[RECORDS FOR THE EXERCISE]
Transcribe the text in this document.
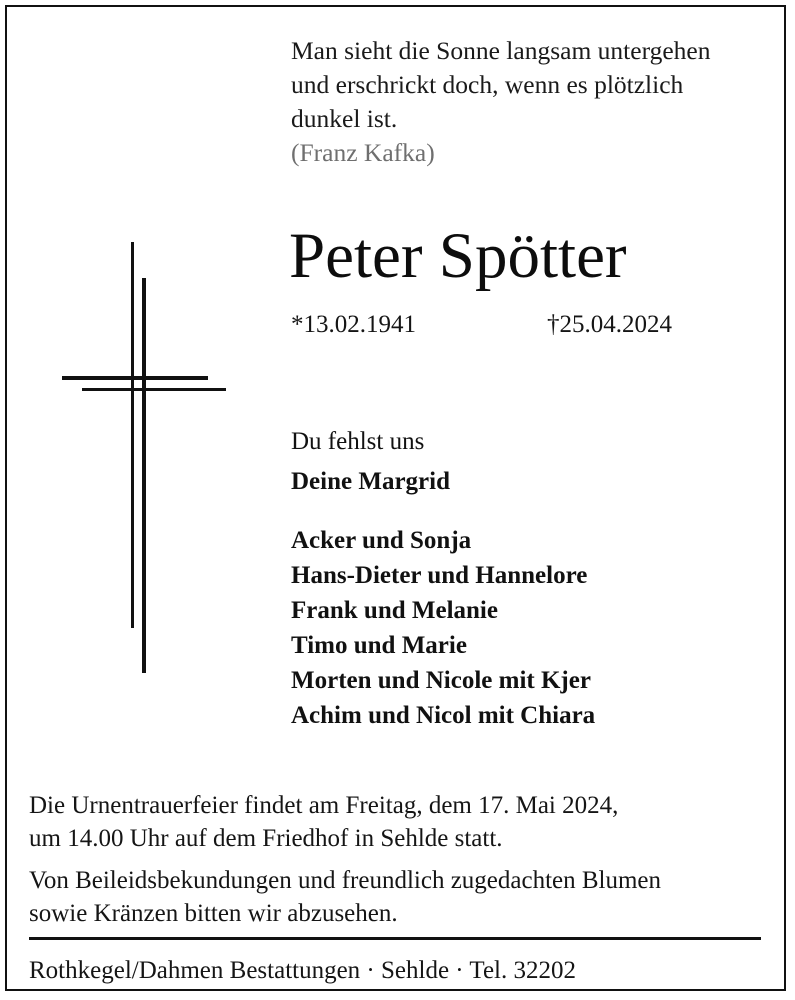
Man sieht die Sonne langsam untergehen
und erschrickt doch, wenn es plötzlich
dunkel ist.
(Franz Kafka)
Peter Spötter
*13.02.1941	†25.04.2024
Du fehlst uns
Deine Margrid
Acker und Sonja
Hans-Dieter und Hannelore
Frank und Melanie
Timo und Marie
Morten und Nicole mit Kjer
Achim und Nicol mit Chiara
Die Urnentrauerfeier findet am Freitag, dem 17. Mai 2024,
um 14.00 Uhr auf dem Friedhof in Sehlde statt.
Von Beileidsbekundungen und freundlich zugedachten Blumen
sowie Kränzen bitten wir abzusehen.
Rothkegel/Dahmen Bestattungen · Sehlde · Tel. 32202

[WHAT YOU ARE ASKED TO DO]
Exclude the pictures and repeat every other part of the records word for word.

[EXERCISE RESPONSE]
Transcribe the text in this document.
Man sieht die Sonne langsam untergehen
und erschrickt doch, wenn es plötzlich
dunkel ist.
(Franz Kafka)
Peter Spötter
*13.02.1941	†25.04.2024
Du fehlst uns
Deine Margrid
Acker und Sonja
Hans-Dieter und Hannelore
Frank und Melanie
Timo und Marie
Morten und Nicole mit Kjer
Achim und Nicol mit Chiara
Die Urnentrauerfeier findet am Freitag, dem 17. Mai 2024,
um 14.00 Uhr auf dem Friedhof in Sehlde statt.
Von Beileidsbekundungen und freundlich zugedachten Blumen
sowie Kränzen bitten wir abzusehen.
Rothkegel/Dahmen Bestattungen · Sehlde · Tel. 32202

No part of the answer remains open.